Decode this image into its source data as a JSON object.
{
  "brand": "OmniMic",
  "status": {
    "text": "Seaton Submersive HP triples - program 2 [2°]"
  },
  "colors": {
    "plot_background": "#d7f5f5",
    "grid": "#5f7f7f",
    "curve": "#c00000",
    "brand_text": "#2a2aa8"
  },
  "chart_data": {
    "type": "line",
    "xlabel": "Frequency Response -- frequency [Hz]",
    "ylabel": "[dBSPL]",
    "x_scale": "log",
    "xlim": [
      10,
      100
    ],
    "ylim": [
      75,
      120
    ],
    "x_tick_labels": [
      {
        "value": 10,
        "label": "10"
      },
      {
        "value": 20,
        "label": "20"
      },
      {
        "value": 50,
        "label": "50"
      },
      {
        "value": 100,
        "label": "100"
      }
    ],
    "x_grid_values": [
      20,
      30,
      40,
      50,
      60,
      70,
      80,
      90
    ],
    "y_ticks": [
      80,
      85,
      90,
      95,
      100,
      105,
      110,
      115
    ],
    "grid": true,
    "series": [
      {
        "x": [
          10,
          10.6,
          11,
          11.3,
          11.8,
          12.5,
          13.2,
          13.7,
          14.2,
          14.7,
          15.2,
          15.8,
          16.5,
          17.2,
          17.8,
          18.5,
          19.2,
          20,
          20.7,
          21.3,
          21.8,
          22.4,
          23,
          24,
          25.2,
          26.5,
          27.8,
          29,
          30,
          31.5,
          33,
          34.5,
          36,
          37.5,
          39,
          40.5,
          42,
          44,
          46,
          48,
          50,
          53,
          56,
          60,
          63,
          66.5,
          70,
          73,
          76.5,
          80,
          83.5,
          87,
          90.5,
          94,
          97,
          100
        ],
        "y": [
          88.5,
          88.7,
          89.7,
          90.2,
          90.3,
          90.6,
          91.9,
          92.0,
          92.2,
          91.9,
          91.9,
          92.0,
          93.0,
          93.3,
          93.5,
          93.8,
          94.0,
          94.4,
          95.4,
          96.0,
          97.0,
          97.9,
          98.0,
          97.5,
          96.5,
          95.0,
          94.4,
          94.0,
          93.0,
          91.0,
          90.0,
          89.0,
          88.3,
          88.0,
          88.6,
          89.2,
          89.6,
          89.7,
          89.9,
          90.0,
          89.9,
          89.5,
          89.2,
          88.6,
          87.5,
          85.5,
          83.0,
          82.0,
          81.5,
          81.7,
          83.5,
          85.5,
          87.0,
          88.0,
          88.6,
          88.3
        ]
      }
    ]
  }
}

────────────────────

Set down all of the records shown above once more, exactly.

* **Answer to this task**
Decode this image into its source data as a JSON object.
{
  "brand": "OmniMic",
  "status": {
    "text": "Seaton Submersive HP triples - program 2 [2°]"
  },
  "colors": {
    "plot_background": "#d7f5f5",
    "grid": "#5f7f7f",
    "curve": "#c00000",
    "brand_text": "#2a2aa8"
  },
  "chart_data": {
    "type": "line",
    "xlabel": "Frequency Response -- frequency [Hz]",
    "ylabel": "[dBSPL]",
    "x_scale": "log",
    "xlim": [
      10,
      100
    ],
    "ylim": [
      75,
      120
    ],
    "x_tick_labels": [
      {
        "value": 10,
        "label": "10"
      },
      {
        "value": 20,
        "label": "20"
      },
      {
        "value": 50,
        "label": "50"
      },
      {
        "value": 100,
        "label": "100"
      }
    ],
    "x_grid_values": [
      20,
      30,
      40,
      50,
      60,
      70,
      80,
      90
    ],
    "y_ticks": [
      80,
      85,
      90,
      95,
      100,
      105,
      110,
      115
    ],
    "grid": true,
    "series": [
      {
        "x": [
          10,
          10.6,
          11,
          11.3,
          11.8,
          12.5,
          13.2,
          13.7,
          14.2,
          14.7,
          15.2,
          15.8,
          16.5,
          17.2,
          17.8,
          18.5,
          19.2,
          20,
          20.7,
          21.3,
          21.8,
          22.4,
          23,
          24,
          25.2,
          26.5,
          27.8,
          29,
          30,
          31.5,
          33,
          34.5,
          36,
          37.5,
          39,
          40.5,
          42,
          44,
          46,
          48,
          50,
          53,
          56,
          60,
          63,
          66.5,
          70,
          73,
          76.5,
          80,
          83.5,
          87,
          90.5,
          94,
          97,
          100
        ],
        "y": [
          88.5,
          88.7,
          89.7,
          90.2,
          90.3,
          90.6,
          91.9,
          92.0,
          92.2,
          91.9,
          91.9,
          92.0,
          93.0,
          93.3,
          93.5,
          93.8,
          94.0,
          94.4,
          95.4,
          96.0,
          97.0,
          97.9,
          98.0,
          97.5,
          96.5,
          95.0,
          94.4,
          94.0,
          93.0,
          91.0,
          90.0,
          89.0,
          88.3,
          88.0,
          88.6,
          89.2,
          89.6,
          89.7,
          89.9,
          90.0,
          89.9,
          89.5,
          89.2,
          88.6,
          87.5,
          85.5,
          83.0,
          82.0,
          81.5,
          81.7,
          83.5,
          85.5,
          87.0,
          88.0,
          88.6,
          88.3
        ]
      }
    ]
  }
}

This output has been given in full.